» **TASKS FOR THIS EXERCISE**
A: For each statement about the excerpt on expert music data below, answer yes or no and quote the words of the excerpt that decide it. (i) Expert data 403 may come from individuals trained in the field of music. (ii) Music samples are given to experts without any questions. (iii) A music expert may download music samples from a web server.
B: Reproduce the passage of the excerpt on expert music data from "Not every music" up to and including "an average listener.".
C: List every means the excerpt on expert music data names for providing music samples and questions to expert music listeners.

» **EXCERPT**
Not every music listener is competent to rate and 
analyze music styles and instruments that are used in a 
music sample. Hence expert data 403 is collected from 
expert music listeners who may be individuals trained in the 
field of music or are more knowledgeable in the field of 
music than an average listener. 

Referring back to Fig 5A, in step S501B, expert data 
403 is collected by providing music samples to experts 
accompanied by a plurality of questions. Music samples and 
questions to expert music listeners may be provided over the 
Internet, a private network and/or music CDs, etc. For 
example, a music expert using computer X (Fig. 3) may 
download music samples from a web server 304/305 with a list 
of questions.

» **Items from a dataset**
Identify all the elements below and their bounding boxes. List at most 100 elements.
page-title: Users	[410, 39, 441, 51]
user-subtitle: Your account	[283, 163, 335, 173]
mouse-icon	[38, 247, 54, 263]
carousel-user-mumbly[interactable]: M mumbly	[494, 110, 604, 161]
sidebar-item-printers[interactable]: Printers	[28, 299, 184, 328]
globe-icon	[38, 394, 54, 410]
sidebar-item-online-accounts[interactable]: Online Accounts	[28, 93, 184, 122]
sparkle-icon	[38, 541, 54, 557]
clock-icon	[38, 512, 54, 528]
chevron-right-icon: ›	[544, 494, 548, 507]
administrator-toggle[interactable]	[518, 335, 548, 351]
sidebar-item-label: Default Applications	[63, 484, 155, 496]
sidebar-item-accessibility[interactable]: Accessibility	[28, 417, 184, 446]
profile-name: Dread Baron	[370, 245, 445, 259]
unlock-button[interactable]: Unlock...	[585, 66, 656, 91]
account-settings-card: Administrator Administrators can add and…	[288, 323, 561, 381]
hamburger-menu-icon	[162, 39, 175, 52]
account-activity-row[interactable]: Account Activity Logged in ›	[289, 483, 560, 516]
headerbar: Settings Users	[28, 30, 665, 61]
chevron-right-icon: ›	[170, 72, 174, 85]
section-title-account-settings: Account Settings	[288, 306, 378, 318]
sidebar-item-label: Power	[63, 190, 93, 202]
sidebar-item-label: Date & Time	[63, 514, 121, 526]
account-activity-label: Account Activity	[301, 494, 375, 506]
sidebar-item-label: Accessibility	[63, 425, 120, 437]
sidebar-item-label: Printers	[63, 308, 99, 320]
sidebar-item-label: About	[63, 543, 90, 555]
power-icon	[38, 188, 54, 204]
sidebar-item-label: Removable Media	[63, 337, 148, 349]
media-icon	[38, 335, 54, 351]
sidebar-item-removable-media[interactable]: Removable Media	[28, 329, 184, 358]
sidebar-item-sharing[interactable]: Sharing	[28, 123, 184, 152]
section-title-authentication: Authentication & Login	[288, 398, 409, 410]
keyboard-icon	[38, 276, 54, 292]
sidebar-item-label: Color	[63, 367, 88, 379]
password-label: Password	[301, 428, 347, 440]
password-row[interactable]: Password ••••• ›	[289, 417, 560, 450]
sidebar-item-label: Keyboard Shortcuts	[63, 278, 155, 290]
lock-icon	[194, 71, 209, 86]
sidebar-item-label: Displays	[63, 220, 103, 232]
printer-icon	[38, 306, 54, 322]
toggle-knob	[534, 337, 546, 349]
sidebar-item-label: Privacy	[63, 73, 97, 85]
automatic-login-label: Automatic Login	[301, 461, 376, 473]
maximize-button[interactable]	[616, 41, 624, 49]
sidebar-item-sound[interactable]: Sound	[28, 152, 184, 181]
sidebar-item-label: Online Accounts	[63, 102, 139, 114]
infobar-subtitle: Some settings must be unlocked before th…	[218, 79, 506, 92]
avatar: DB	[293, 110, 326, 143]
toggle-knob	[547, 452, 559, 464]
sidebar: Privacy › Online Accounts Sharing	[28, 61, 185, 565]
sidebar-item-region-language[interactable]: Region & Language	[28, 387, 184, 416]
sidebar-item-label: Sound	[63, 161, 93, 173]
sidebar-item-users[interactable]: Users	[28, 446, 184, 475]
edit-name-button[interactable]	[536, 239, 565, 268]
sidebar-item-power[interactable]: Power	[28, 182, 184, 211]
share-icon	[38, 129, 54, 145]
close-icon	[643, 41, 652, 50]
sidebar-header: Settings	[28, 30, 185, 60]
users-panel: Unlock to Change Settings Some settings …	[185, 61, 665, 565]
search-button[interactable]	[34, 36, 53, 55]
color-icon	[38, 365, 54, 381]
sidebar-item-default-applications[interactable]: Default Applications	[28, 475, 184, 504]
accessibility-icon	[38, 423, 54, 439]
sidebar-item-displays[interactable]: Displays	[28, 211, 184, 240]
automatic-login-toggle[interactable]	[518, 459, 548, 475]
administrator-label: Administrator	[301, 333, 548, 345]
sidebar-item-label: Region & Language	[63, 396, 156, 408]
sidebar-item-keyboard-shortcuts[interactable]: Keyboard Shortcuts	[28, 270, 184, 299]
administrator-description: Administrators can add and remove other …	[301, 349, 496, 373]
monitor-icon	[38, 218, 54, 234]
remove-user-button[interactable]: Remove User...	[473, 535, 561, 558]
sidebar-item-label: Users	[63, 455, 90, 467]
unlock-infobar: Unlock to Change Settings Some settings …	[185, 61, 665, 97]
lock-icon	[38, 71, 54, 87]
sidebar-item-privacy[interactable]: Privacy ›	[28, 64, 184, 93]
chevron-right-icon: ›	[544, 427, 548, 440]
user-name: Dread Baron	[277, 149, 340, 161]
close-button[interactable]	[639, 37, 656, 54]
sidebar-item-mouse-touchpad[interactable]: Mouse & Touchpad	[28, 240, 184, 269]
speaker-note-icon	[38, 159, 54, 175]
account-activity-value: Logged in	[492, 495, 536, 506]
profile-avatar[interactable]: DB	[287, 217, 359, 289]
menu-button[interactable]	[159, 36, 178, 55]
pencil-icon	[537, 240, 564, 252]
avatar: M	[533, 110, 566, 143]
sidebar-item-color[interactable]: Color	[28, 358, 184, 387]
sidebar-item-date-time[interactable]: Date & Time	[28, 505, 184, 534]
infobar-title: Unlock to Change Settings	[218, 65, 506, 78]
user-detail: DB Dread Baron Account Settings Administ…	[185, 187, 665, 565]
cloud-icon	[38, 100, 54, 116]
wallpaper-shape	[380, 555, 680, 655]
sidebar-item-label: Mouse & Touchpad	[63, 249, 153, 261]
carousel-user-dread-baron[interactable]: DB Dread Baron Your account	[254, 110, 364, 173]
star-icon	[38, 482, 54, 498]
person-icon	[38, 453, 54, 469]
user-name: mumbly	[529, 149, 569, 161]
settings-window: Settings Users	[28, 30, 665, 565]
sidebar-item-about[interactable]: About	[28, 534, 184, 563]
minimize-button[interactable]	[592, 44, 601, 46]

» **ANSWERS PER TASK**
A:
(i) Yes: "expert music listeners who may be individuals trained in the field of music"
(ii) No: "accompanied by a plurality of questions"
(iii) Yes: "may download music samples from a web server 304/305 with a list of questions"

B:
Not every music listener is competent to rate and 
analyze music styles and instruments that are used in a 
music sample. Hence expert data 403 is collected from 
expert music listeners who may be individuals trained in the 
field of music or are more knowledgeable in the field of 
music than an average listener.

C:
the Internet
a private network
music CDs